Extracted text
◆ ◆ ◆

# Cedar Glen Bees



## Jeffzhear

Sorry to hear about your troubles... I know from talking to the folks up here, northern queen rearing and shipping is a bit behind schedule...(not making excuses).

There are good people on beesource that can probably help you out.


----------



## sellis

*queen bees*

hey give ALLAN BUCKLEY A CALL I NOT ONLY ORDERED 5 QUEENS FROM HIM BUT ALSO BOUGHT SOME NUCS. the queens are excellent and quick to start laying , she filled a whole frame in a days time , i will not order from another person from here on out ..his number is 1-256-996-5174 . his nucs are kick butt to im completley impressed with all his stuff..scott


----------



## Brent Bean

Call Gardner’s Apiaries out of Baxley, Ga. 912-367-9352 great bees, great prices and wonderful people to deal with. And they are right in your neighborhood. Check out my latest post “ Package has flown the coop” I have dealt with them for a few years and have been nothing but a happy costumer.


----------



## trumpet01

I ordered four queens from them in April and had no problems at all. They were having problems with weather and their queens,but I ordered Buckfast queens. They were shipped from Canada to them and then they shipped them out, on time. They were having problems with their queens being able to go on their mating flights due to the bad weather. Jim<><


----------



## Chef Isaac

I bought 4 buckfasts from them and 1 carni. The carni did not lay at all and three of the buckfasts were drone layers.


----------



## Chef Isaac

see:

http://beesource.com/forums/showthread.php?t=219149


----------



## MikeC62

Sorry to hear about your unhappy experiences with our company. In defense all I can say is. We advertised queen delivery beginning the third week of April. It snowed that week. We had six inches of it in our apiary. Our local queen rearing was dead in the water. We contacted our California sources and they too were experincing the cold North wind and the queens could not go out on mating flights. We were able to acquire some from one dealer and they were all runts and some deformed. They were not useable. All products of cold weather breeding. We had to outwait the weather. WE were not going to ship substandard queens. We thought we had kept up with the calls. We do apologize for any incovienence this may have caused you
Sincerely
Michael % Cedar Glen Bees


----------



## Chef Isaac

Well Michael. You do not stand behind your product at all. I called you about the queens and you did not do a thang for us. Come on. Not good business skills there. Plus, so many of the packages were dead when I came out to pick up the queens. Cant leave them outside just covered with a tarp in cold weather.

◆ ◆ ◆

Source excerpt
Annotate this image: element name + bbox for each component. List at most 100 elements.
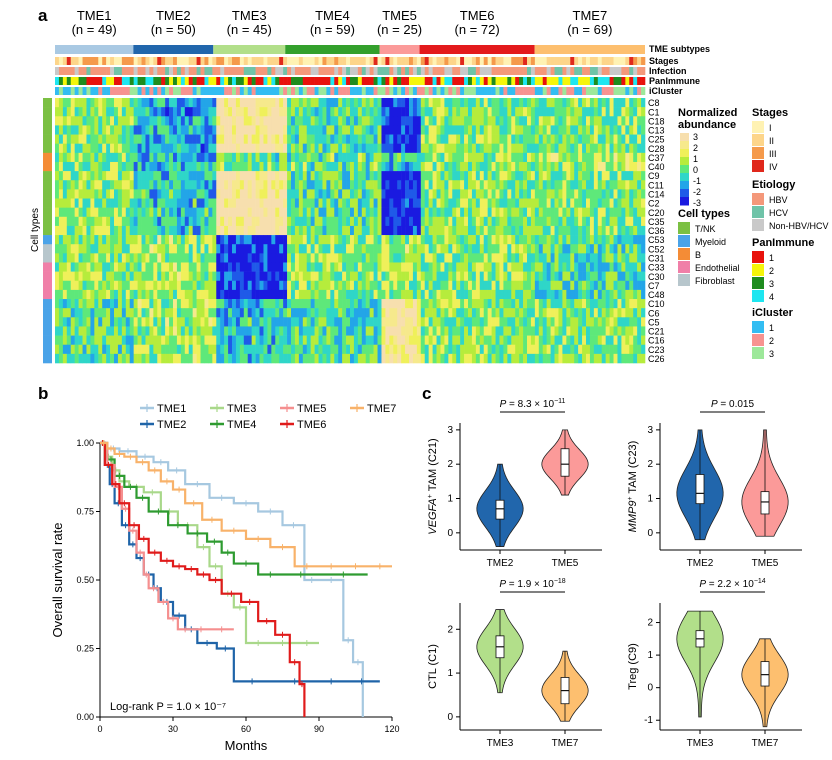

◆ ◆ ◆

Set of tasks
A – Transcribe the Cedar Glen Bees thread word for word, starting at "# Cedar Glen" and ending at "schedule...(not making excuses).".
B – Continue the forum thread about Cedar Glen Bees from the point where it stops.
The data on this page are not needed for the work asked here.

Outputs
A –
# Cedar Glen Bees



## Jeffzhear

Sorry to hear about your troubles... I know from talking to the folks up here, northern queen rearing and shipping is a bit behind schedule...(not making excuses).

B –
You really need to revisit your policy on how you do business.


----------



## vpx2

*bees*

My name is Vince Preinesberger.I just bought 10 4lb packages of bees from Ceder Glen Bees in Stanwood Washington.I trided to order Eq.through them but they wouldnt call me back.So i ordered my eq through Brushy Mountain Bee.Then i got a call from Ceder Glen bees to see if i still wanted the bees that I ordered.Thats where I made my mistake.When I went to pick them up there was less then a lb per package.Also ther were so many dead bees in the yard you could smell the fear in the bees.Half the bees in the packages were dead.I spent over 1000 for10lb of bees.These people have been screwing people since 05 just check them out on the computer and dont make the same mastake that I did.ThatCeder Glen Bees Stanwood Washington .(edited by dragonfly)


----------



## vpx2

*Ceder Glen Bees Standwood Washington State*

deleted/edited by dragonfly
This is a public forum for discussion. If there are personal grievances, please either PM those you are addressing, or contact them privately through other means.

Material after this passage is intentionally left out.